[Dataset rows]
━━━━
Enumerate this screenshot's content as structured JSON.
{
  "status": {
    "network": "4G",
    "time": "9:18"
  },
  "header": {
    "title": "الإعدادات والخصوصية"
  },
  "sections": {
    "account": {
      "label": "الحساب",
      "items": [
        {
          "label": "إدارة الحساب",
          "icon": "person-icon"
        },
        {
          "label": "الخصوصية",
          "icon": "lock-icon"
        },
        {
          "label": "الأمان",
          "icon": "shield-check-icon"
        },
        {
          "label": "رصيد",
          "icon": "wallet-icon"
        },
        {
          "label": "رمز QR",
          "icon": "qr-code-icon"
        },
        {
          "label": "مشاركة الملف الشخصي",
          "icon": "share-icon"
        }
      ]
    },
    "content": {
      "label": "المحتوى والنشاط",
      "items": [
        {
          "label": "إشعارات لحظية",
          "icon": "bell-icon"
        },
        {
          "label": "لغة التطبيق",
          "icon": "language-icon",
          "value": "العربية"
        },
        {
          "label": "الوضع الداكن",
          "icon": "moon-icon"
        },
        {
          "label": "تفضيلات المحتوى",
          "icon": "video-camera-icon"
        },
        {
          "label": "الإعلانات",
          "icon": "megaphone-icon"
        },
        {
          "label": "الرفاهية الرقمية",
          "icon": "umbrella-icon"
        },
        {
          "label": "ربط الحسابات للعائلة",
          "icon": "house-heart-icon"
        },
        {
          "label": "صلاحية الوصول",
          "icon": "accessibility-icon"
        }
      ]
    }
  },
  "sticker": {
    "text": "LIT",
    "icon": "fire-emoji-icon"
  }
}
━━━━
YOUR OBJECTIVE -> Return all of the data exactly as it reads.

ANSWER FOR THIS EXERCISE ->
Enumerate this screenshot's content as structured JSON.
{
  "status": {
    "network": "4G",
    "time": "9:18"
  },
  "header": {
    "title": "الإعدادات والخصوصية"
  },
  "sections": {
    "account": {
      "label": "الحساب",
      "items": [
        {
          "label": "إدارة الحساب",
          "icon": "person-icon"
        },
        {
          "label": "الخصوصية",
          "icon": "lock-icon"
        },
        {
          "label": "الأمان",
          "icon": "shield-check-icon"
        },
        {
          "label": "رصيد",
          "icon": "wallet-icon"
        },
        {
          "label": "رمز QR",
          "icon": "qr-code-icon"
        },
        {
          "label": "مشاركة الملف الشخصي",
          "icon": "share-icon"
        }
      ]
    },
    "content": {
      "label": "المحتوى والنشاط",
      "items": [
        {
          "label": "إشعارات لحظية",
          "icon": "bell-icon"
        },
        {
          "label": "لغة التطبيق",
          "icon": "language-icon",
          "value": "العربية"
        },
        {
          "label": "الوضع الداكن",
          "icon": "moon-icon"
        },
        {
          "label": "تفضيلات المحتوى",
          "icon": "video-camera-icon"
        },
        {
          "label": "الإعلانات",
          "icon": "megaphone-icon"
        },
        {
          "label": "الرفاهية الرقمية",
          "icon": "umbrella-icon"
        },
        {
          "label": "ربط الحسابات للعائلة",
          "icon": "house-heart-icon"
        },
        {
          "label": "صلاحية الوصول",
          "icon": "accessibility-icon"
        }
      ]
    }
  },
  "sticker": {
    "text": "LIT",
    "icon": "fire-emoji-icon"
  }
}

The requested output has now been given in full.